═══ EXTRACT ═══

At the same time, the 10th Congress of the Communist Party was taking place, where decisions of great importance were taken:

“Every group, fraction or tendency within the Party was suppressed, tendencies that arose as a consequence of the post-war crisis. Everyone had to accept the official orthodoxy under penalty of being expelled. The aim was to achieve loyalty and uniformity. Authority was concentrated in the central organs of the Party. The idea was Lenin’s and was supported by the entire Bolshevik leadership.

“In order to achieve strict discipline within the Party and in all Soviet activity and to attain the highest degree of unity possible with the suppression of all factionalism, the Congress grants the Central Committee full powers in the case or cases of any breach produced in discipline by resurgence or toleration of factionalism, to apply all measures of Party sanction, including expulsion.”

Galiev and Stalin openly confronted each other during the congress. The false, impossible friendship between the two leaders was over, and both were well aware of it. Stalin branded as reactionary the proposal that the Islamic autonomous territories should be incorporated into the Soviet Union as independent republics—in fact the claim of the Muslims not to be linked to the USSR, since Galiev was in fact very suspicious about what the future would hold for the Soviet republics, and feared that Islam would be diluted in the Marxist atheism of the Bolsheviks. Time proved him right.

Recent history has not been consistent with historical reality. Barely three months later, on July 5, 1921, Stalin’s boundless ambition prevailed. It should be remembered that it was Stalin who, without any grounds or historical basis, unilaterally, capriciously, dictatorially, decided to create the Nagorno-Karabakh Autonomous Oblast (NKAO) and transfer it to the newly created Azerbaijan Soviet Socialist Republic without any justification for his decision. Why did he carry out such an incoherent act? He was well aware of what could happen with that capricious and absurd decision.

═══ RECORD EXTRACTS ═══

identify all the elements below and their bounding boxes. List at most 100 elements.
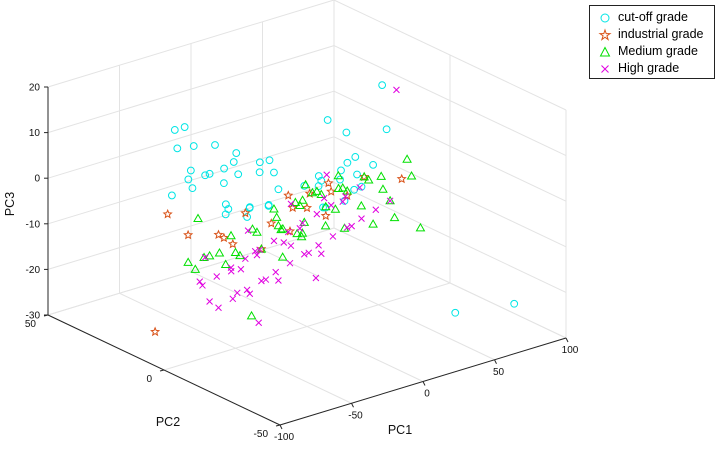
x-marker-icon: [601, 65, 609, 73]
legend-label: Medium grade: [618, 44, 698, 58]
legend-item-industrial: industrial grade: [590, 26, 714, 43]
gridline: [333, 90, 567, 202]
data-point: [300, 179, 311, 189]
gridline: [333, 227, 567, 339]
data-point: [369, 160, 378, 169]
data-point: [353, 170, 361, 179]
data-point: [214, 247, 225, 257]
data-point: [183, 257, 194, 266]
data-point: [241, 255, 249, 263]
data-point: [343, 224, 351, 231]
data-point: [213, 229, 224, 240]
data-point: [348, 222, 356, 230]
data-point: [243, 286, 251, 294]
data-point: [385, 195, 395, 205]
data-point: [190, 264, 201, 273]
legend-item-medium: Medium grade: [590, 43, 714, 60]
data-point: [300, 250, 308, 258]
data-point: [255, 319, 263, 327]
z-tick-label: -10: [26, 219, 41, 230]
data-point: [336, 175, 344, 184]
y-tick-label: -50: [254, 429, 269, 440]
x-tick-label: -100: [274, 432, 294, 443]
data-point: [415, 222, 426, 232]
y-tick-label: 50: [25, 319, 37, 330]
data-point: [256, 246, 264, 254]
x-tick-mark: [565, 337, 569, 343]
data-point: [232, 149, 241, 157]
gridline: [333, 136, 567, 248]
data-point: [376, 171, 387, 180]
data-point: [396, 173, 407, 184]
data-point: [382, 125, 391, 134]
data-point: [301, 202, 313, 213]
data-point: [320, 220, 331, 230]
data-point: [368, 219, 378, 228]
x-tick-mark: [279, 424, 283, 430]
x-axis-label: PC1: [388, 423, 412, 437]
data-point: [307, 187, 318, 197]
data-point: [337, 166, 345, 175]
data-point: [211, 141, 219, 149]
data-point: [333, 170, 344, 180]
data-point: [186, 166, 195, 175]
data-point: [170, 126, 179, 134]
data-point: [269, 203, 279, 213]
data-point: [329, 233, 337, 240]
gridline: [47, 45, 335, 134]
data-point: [343, 158, 352, 167]
data-point: [264, 201, 273, 209]
data-point: [311, 186, 322, 195]
data-point: [313, 210, 321, 218]
data-point: [286, 259, 294, 267]
data-point: [253, 251, 261, 259]
legend-label: cut-off grade: [618, 10, 688, 24]
gridline: [47, 136, 335, 225]
data-point: [234, 170, 243, 179]
data-point: [320, 210, 331, 221]
data-point: [297, 228, 308, 237]
data-point: [312, 274, 320, 282]
data-point: [389, 212, 400, 222]
axis-layer: [43, 86, 569, 430]
data-point: [276, 224, 286, 234]
data-point: [237, 265, 245, 273]
data-point: [272, 268, 280, 276]
data-point: [378, 184, 388, 193]
data-point: [199, 282, 206, 289]
data-point: [265, 156, 274, 165]
data-point: [273, 220, 284, 230]
data-point: [284, 228, 292, 236]
data-point: [162, 208, 173, 219]
data-point: [358, 215, 365, 222]
data-point: [323, 116, 332, 124]
data-point: [213, 273, 221, 280]
z-tick-label: 10: [29, 128, 41, 139]
data-point: [206, 298, 213, 305]
data-point: [233, 289, 241, 297]
data-point: [270, 168, 278, 177]
z-tick-label: 0: [34, 174, 40, 185]
data-point: [314, 172, 323, 180]
data-point: [333, 183, 344, 192]
points-layer: [150, 81, 519, 337]
data-point: [292, 228, 303, 238]
data-point: [184, 175, 193, 184]
data-point: [262, 276, 270, 283]
data-point: [274, 185, 283, 194]
data-point: [168, 191, 176, 200]
data-point: [270, 237, 278, 245]
data-point: [230, 247, 241, 256]
data-point: [372, 206, 380, 214]
x-tick-mark: [351, 403, 354, 408]
data-point: [229, 158, 238, 166]
data-point: [317, 250, 325, 258]
legend-label: industrial grade: [618, 27, 704, 41]
data-point: [188, 184, 197, 193]
data-point: [277, 252, 288, 261]
data-point: [296, 225, 304, 232]
data-point: [357, 182, 366, 191]
z-tick-label: -20: [26, 265, 41, 276]
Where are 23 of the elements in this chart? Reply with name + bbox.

═══

(EXERCISE REQUIREMENTS):
1: Please transcribe part of the excerpt on the 10th Congress word for word. Begin at the words that contain "At the same" and stop after "entire Bolshevik leadership.".
2: Answer these questions from the excerpt on the 10th Congress:
(a) Which two leaders openly confronted each other during the congress?
(b) On what date did Stalin's ambition prevail?
(c) To which republic was the Nagorno-Karabakh Autonomous Oblast transferred?
3: Decide whether each statement agrees with the excerpt on the 10th Congress. Give yes or no and quote the words that settle it.
(a) The Congress gave the Central Committee power to apply Party sanctions, including expulsion.
(b) The idea of suppressing groups within the Party came from Stalin.
(c) Galiev feared that Islam would be diluted in the atheism of the Bolsheviks.

(RESPONSES):
1:
At the same time, the 10th Congress of the Communist Party was taking place, where decisions of great importance were taken:

“Every group, fraction or tendency within the Party was suppressed, tendencies that arose as a consequence of the post-war crisis. Everyone had to accept the official orthodoxy under penalty of being expelled. The aim was to achieve loyalty and uniformity. Authority was concentrated in the central organs of the Party. The idea was Lenin’s and was supported by the entire Bolshevik leadership.

2:
(a) Galiev and Stalin.
(b) July 5, 1921.
(c) The newly created Azerbaijan Soviet Socialist Republic.

3:
(a) Yes: "the Congress grants the Central Committee full powers in the case or cases of any breach produced in discipline by resurgence or toleration of factionalism, to apply all measures of Party sanction, including expulsion."
(b) No: "The idea was Lenin’s and was supported by the entire Bolshevik leadership."
(c) Yes: "feared that Islam would be diluted in the Marxist atheism of the Bolsheviks."